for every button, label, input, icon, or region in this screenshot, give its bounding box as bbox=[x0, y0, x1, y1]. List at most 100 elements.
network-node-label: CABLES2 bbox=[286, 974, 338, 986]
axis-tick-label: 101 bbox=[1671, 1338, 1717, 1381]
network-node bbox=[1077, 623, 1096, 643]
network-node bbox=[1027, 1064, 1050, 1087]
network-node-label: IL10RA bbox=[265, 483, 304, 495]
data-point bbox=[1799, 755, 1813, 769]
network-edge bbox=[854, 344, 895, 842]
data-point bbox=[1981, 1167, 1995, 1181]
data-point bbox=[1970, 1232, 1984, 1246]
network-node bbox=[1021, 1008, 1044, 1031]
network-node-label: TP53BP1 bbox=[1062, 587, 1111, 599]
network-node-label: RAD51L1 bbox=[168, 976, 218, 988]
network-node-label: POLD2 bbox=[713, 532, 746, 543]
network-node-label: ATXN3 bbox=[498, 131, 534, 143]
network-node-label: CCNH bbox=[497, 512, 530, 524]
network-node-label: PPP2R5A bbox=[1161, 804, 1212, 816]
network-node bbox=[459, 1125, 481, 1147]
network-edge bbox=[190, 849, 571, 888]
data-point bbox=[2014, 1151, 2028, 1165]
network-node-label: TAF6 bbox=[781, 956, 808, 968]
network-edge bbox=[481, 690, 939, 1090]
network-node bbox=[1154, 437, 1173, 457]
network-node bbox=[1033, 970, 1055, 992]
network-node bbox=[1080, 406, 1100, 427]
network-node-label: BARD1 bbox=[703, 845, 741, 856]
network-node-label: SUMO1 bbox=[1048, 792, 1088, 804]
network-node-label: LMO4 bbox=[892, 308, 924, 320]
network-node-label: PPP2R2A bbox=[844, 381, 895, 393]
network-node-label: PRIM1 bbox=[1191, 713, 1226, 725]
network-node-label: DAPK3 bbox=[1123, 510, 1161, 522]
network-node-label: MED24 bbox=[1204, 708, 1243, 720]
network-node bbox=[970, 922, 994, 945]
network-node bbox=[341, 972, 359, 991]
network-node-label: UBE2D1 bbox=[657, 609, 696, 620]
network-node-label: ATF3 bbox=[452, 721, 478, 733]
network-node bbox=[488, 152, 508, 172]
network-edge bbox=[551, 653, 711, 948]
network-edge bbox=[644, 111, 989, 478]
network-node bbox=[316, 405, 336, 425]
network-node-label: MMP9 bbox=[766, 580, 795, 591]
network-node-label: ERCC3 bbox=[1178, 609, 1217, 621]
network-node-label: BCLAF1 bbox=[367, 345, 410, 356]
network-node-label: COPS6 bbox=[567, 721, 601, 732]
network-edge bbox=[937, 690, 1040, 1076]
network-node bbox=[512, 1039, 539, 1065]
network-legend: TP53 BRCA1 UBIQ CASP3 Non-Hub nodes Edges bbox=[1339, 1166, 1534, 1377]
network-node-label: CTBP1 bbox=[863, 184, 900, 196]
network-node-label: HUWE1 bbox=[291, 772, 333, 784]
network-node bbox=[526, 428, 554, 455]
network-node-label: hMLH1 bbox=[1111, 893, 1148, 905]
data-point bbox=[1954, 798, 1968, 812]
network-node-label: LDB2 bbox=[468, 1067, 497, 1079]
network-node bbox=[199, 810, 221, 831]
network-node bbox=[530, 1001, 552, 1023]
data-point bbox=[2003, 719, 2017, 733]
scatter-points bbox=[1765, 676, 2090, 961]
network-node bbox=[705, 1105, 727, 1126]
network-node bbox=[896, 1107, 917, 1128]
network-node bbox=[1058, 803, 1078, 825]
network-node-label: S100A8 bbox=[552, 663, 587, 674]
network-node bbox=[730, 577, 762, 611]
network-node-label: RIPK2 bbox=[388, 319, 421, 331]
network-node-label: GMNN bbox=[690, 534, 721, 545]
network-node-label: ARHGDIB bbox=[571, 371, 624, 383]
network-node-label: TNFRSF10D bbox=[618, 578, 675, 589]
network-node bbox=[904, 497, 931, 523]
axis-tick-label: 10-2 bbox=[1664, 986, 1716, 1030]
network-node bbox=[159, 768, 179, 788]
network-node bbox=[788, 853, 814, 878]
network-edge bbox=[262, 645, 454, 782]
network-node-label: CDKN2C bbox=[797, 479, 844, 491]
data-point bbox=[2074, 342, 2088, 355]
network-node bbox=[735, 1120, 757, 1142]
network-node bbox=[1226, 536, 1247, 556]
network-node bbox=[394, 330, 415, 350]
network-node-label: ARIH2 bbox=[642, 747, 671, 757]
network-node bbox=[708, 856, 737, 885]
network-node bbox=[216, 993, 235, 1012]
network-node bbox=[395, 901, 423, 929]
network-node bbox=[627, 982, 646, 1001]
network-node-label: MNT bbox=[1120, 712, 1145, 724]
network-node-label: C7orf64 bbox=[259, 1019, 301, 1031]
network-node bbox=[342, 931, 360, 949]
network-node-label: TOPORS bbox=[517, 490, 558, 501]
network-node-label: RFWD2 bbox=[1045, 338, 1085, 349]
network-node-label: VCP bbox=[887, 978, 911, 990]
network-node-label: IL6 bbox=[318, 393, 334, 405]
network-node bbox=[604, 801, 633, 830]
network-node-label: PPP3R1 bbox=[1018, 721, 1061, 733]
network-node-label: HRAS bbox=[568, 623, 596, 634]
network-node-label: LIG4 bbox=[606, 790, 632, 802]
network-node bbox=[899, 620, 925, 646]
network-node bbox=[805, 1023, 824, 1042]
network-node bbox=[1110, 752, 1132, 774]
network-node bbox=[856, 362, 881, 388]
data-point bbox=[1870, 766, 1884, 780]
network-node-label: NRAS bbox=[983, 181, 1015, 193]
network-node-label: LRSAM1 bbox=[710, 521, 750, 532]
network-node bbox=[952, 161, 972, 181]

• Goal
Reproduce all of the data above line for line, without altering anything.

• Answer for this exercise
for every button, label, input, icon, or region in this screenshot, give its bounding box as bbox=[x0, y0, x1, y1]. List at most 100 elements.
network-node-label: CABLES2 bbox=[286, 974, 338, 986]
axis-tick-label: 101 bbox=[1671, 1338, 1717, 1381]
network-node bbox=[1077, 623, 1096, 643]
network-node bbox=[1027, 1064, 1050, 1087]
network-node-label: IL10RA bbox=[265, 483, 304, 495]
data-point bbox=[1799, 755, 1813, 769]
network-edge bbox=[854, 344, 895, 842]
data-point bbox=[1981, 1167, 1995, 1181]
data-point bbox=[1970, 1232, 1984, 1246]
network-node bbox=[1021, 1008, 1044, 1031]
network-node-label: TP53BP1 bbox=[1062, 587, 1111, 599]
network-node-label: RAD51L1 bbox=[168, 976, 218, 988]
network-node-label: POLD2 bbox=[713, 532, 746, 543]
network-node-label: ATXN3 bbox=[498, 131, 534, 143]
network-node-label: CCNH bbox=[497, 512, 530, 524]
network-node-label: PPP2R5A bbox=[1161, 804, 1212, 816]
network-node bbox=[459, 1125, 481, 1147]
network-edge bbox=[190, 849, 571, 888]
data-point bbox=[2014, 1151, 2028, 1165]
network-node-label: TAF6 bbox=[781, 956, 808, 968]
network-edge bbox=[481, 690, 939, 1090]
network-node bbox=[1154, 437, 1173, 457]
network-node bbox=[1033, 970, 1055, 992]
network-node bbox=[1080, 406, 1100, 427]
network-node-label: BARD1 bbox=[703, 845, 741, 856]
network-node-label: SUMO1 bbox=[1048, 792, 1088, 804]
network-node-label: LMO4 bbox=[892, 308, 924, 320]
network-node-label: PPP2R2A bbox=[844, 381, 895, 393]
network-node-label: PRIM1 bbox=[1191, 713, 1226, 725]
network-node-label: DAPK3 bbox=[1123, 510, 1161, 522]
network-node-label: MED24 bbox=[1204, 708, 1243, 720]
network-node bbox=[970, 922, 994, 945]
network-node bbox=[341, 972, 359, 991]
network-node-label: UBE2D1 bbox=[657, 609, 696, 620]
network-node-label: ATF3 bbox=[452, 721, 478, 733]
network-node bbox=[488, 152, 508, 172]
network-edge bbox=[551, 653, 711, 948]
network-edge bbox=[644, 111, 989, 478]
network-node bbox=[316, 405, 336, 425]
network-node-label: MMP9 bbox=[766, 580, 795, 591]
network-node-label: ERCC3 bbox=[1178, 609, 1217, 621]
network-node-label: BCLAF1 bbox=[367, 345, 410, 356]
network-node-label: COPS6 bbox=[567, 721, 601, 732]
network-edge bbox=[937, 690, 1040, 1076]
network-node bbox=[512, 1039, 539, 1065]
network-legend: TP53 BRCA1 UBIQ CASP3 Non-Hub nodes Edges bbox=[1339, 1166, 1534, 1377]
network-node-label: CTBP1 bbox=[863, 184, 900, 196]
network-node-label: HUWE1 bbox=[291, 772, 333, 784]
network-node bbox=[526, 428, 554, 455]
network-node-label: hMLH1 bbox=[1111, 893, 1148, 905]
data-point bbox=[1954, 798, 1968, 812]
network-node-label: LDB2 bbox=[468, 1067, 497, 1079]
network-node bbox=[199, 810, 221, 831]
network-node bbox=[530, 1001, 552, 1023]
data-point bbox=[2003, 719, 2017, 733]
scatter-points bbox=[1765, 676, 2090, 961]
network-node bbox=[705, 1105, 727, 1126]
network-node bbox=[896, 1107, 917, 1128]
network-node bbox=[1058, 803, 1078, 825]
network-node-label: S100A8 bbox=[552, 663, 587, 674]
network-node bbox=[730, 577, 762, 611]
network-node-label: RIPK2 bbox=[388, 319, 421, 331]
network-node-label: GMNN bbox=[690, 534, 721, 545]
network-node-label: ARHGDIB bbox=[571, 371, 624, 383]
network-node-label: TNFRSF10D bbox=[618, 578, 675, 589]
network-node bbox=[904, 497, 931, 523]
axis-tick-label: 10-2 bbox=[1664, 986, 1716, 1030]
network-node bbox=[159, 768, 179, 788]
network-node bbox=[788, 853, 814, 878]
network-edge bbox=[262, 645, 454, 782]
network-node-label: CDKN2C bbox=[797, 479, 844, 491]
data-point bbox=[2074, 342, 2088, 355]
network-node bbox=[735, 1120, 757, 1142]
network-node bbox=[1226, 536, 1247, 556]
network-node bbox=[394, 330, 415, 350]
network-node-label: ARIH2 bbox=[642, 747, 671, 757]
network-node bbox=[708, 856, 737, 885]
network-node bbox=[216, 993, 235, 1012]
network-node bbox=[395, 901, 423, 929]
network-node bbox=[627, 982, 646, 1001]
network-node-label: MNT bbox=[1120, 712, 1145, 724]
network-node-label: C7orf64 bbox=[259, 1019, 301, 1031]
network-node bbox=[342, 931, 360, 949]
network-node-label: TOPORS bbox=[517, 490, 558, 501]
network-node-label: RFWD2 bbox=[1045, 338, 1085, 349]
network-node-label: VCP bbox=[887, 978, 911, 990]
network-node-label: IL6 bbox=[318, 393, 334, 405]
network-node bbox=[604, 801, 633, 830]
network-node-label: PPP3R1 bbox=[1018, 721, 1061, 733]
network-node-label: HRAS bbox=[568, 623, 596, 634]
network-node-label: LIG4 bbox=[606, 790, 632, 802]
network-node bbox=[899, 620, 925, 646]
network-node bbox=[805, 1023, 824, 1042]
network-node bbox=[1110, 752, 1132, 774]
network-node bbox=[856, 362, 881, 388]
data-point bbox=[1870, 766, 1884, 780]
network-node-label: NRAS bbox=[983, 181, 1015, 193]
network-node-label: LRSAM1 bbox=[710, 521, 750, 532]
network-node bbox=[952, 161, 972, 181]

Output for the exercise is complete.